Your task is to copy the material exactly.

Extracted data entries:
━━━━━━━━━━━━━━━━━━━━━━━━━━━━━━

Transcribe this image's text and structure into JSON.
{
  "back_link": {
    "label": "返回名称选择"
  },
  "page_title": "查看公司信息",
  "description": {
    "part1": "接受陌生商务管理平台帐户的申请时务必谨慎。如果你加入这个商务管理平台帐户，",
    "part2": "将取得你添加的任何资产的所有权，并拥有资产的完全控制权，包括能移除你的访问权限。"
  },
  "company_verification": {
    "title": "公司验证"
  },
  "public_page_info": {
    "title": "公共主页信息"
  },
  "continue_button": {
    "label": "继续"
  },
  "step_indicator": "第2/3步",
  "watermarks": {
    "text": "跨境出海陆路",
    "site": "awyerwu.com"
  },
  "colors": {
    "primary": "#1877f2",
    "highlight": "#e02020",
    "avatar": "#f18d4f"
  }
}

━━━━━━━━━━━━━━━━━━━━━━━━━━━━━━

• **Exercise output**
Transcribe this image's text and structure into JSON.
{
  "back_link": {
    "label": "返回名称选择"
  },
  "page_title": "查看公司信息",
  "description": {
    "part1": "接受陌生商务管理平台帐户的申请时务必谨慎。如果你加入这个商务管理平台帐户，",
    "part2": "将取得你添加的任何资产的所有权，并拥有资产的完全控制权，包括能移除你的访问权限。"
  },
  "company_verification": {
    "title": "公司验证"
  },
  "public_page_info": {
    "title": "公共主页信息"
  },
  "continue_button": {
    "label": "继续"
  },
  "step_indicator": "第2/3步",
  "watermarks": {
    "text": "跨境出海陆路",
    "site": "awyerwu.com"
  },
  "colors": {
    "primary": "#1877f2",
    "highlight": "#e02020",
    "avatar": "#f18d4f"
  }
}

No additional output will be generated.